▶ **DATA FOR PROCESSING**:
=-=-=-=-=

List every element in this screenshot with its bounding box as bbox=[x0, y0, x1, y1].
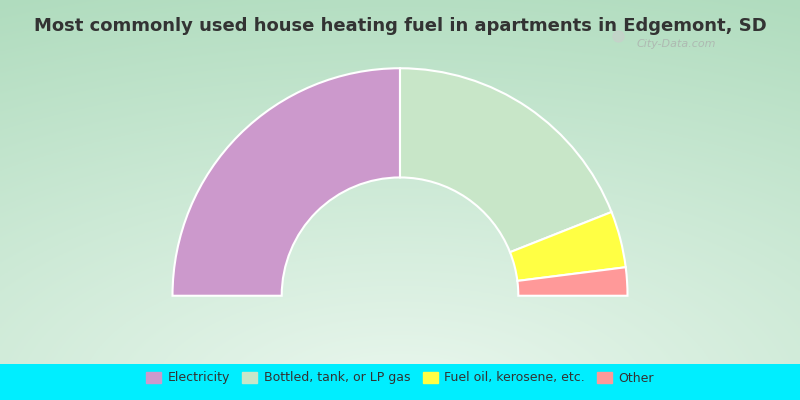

=-=-=-=-=

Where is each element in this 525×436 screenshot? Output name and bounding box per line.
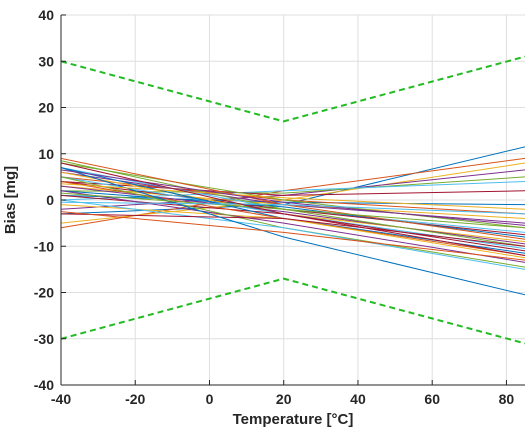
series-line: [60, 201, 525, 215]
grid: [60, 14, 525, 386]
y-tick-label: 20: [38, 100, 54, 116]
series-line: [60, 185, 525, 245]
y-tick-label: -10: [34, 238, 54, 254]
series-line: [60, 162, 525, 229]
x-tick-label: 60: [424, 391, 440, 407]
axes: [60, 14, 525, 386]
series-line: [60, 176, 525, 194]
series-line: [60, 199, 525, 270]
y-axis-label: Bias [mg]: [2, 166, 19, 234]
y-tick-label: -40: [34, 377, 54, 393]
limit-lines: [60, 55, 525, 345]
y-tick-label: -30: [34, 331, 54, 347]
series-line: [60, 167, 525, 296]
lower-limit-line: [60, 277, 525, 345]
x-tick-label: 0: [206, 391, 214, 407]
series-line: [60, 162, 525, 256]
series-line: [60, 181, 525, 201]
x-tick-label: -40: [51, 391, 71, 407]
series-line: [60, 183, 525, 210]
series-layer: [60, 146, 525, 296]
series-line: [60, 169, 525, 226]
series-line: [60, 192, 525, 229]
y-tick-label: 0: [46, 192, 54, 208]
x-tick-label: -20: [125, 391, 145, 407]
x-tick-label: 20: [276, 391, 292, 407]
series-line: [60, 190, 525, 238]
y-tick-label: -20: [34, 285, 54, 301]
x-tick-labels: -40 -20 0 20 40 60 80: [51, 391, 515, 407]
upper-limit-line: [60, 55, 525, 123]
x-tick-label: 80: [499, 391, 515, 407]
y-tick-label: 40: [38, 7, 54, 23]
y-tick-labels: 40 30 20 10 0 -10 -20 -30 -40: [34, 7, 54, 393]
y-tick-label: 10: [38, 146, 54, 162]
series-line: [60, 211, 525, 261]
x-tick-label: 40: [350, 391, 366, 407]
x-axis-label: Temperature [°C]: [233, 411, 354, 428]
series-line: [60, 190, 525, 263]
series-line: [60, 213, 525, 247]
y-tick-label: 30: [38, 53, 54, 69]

=-=-=-=-=

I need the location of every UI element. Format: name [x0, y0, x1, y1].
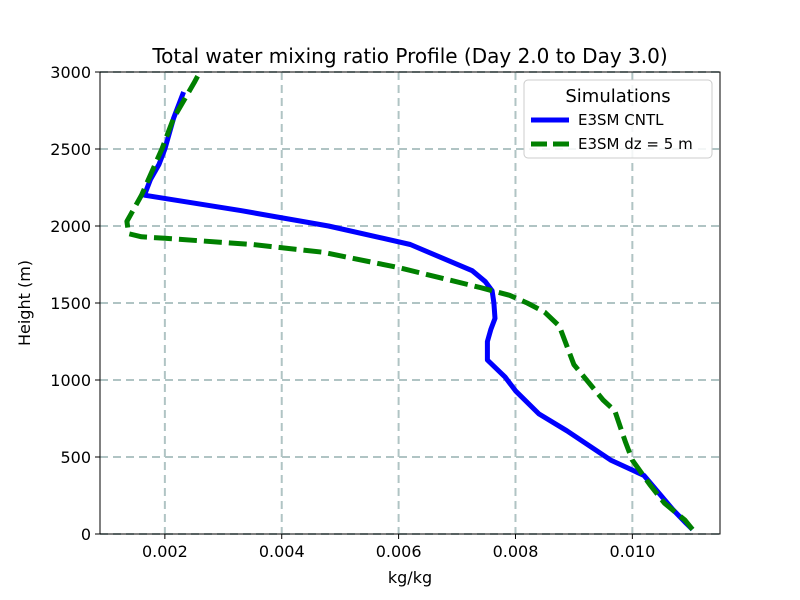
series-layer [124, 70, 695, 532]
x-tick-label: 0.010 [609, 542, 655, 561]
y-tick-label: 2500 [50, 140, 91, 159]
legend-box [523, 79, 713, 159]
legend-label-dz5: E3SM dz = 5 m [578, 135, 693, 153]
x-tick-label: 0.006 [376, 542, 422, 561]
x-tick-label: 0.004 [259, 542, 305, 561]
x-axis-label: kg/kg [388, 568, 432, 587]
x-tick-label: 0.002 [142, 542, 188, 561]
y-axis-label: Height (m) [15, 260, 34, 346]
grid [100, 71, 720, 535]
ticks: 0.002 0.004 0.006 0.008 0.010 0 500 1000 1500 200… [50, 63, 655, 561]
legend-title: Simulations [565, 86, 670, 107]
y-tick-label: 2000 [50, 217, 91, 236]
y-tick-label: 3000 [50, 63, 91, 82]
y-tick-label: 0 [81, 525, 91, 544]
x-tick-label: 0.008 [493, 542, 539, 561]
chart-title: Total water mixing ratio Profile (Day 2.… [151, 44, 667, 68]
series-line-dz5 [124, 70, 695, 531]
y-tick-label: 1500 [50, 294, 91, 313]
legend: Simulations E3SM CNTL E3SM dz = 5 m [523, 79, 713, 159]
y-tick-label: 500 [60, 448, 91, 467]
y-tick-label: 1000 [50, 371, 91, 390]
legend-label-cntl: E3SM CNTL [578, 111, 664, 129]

=-=-=-=-=

▶ **PROBLEM DESCRIPTION**: Rewrite the entries from the line containing "I need the location" through the line containing "legend-box [523, 79, 713, 159]", changing "series-layer" to "data-layer" and keeping everything else the same. Omit the pictures from your answer.

▶ **FULL ANSWER**:
I need the location of every UI element. Format: name [x0, y0, x1, y1].
data-layer [124, 70, 695, 532]
x-tick-label: 0.010 [609, 542, 655, 561]
y-tick-label: 2500 [50, 140, 91, 159]
legend-box [523, 79, 713, 159]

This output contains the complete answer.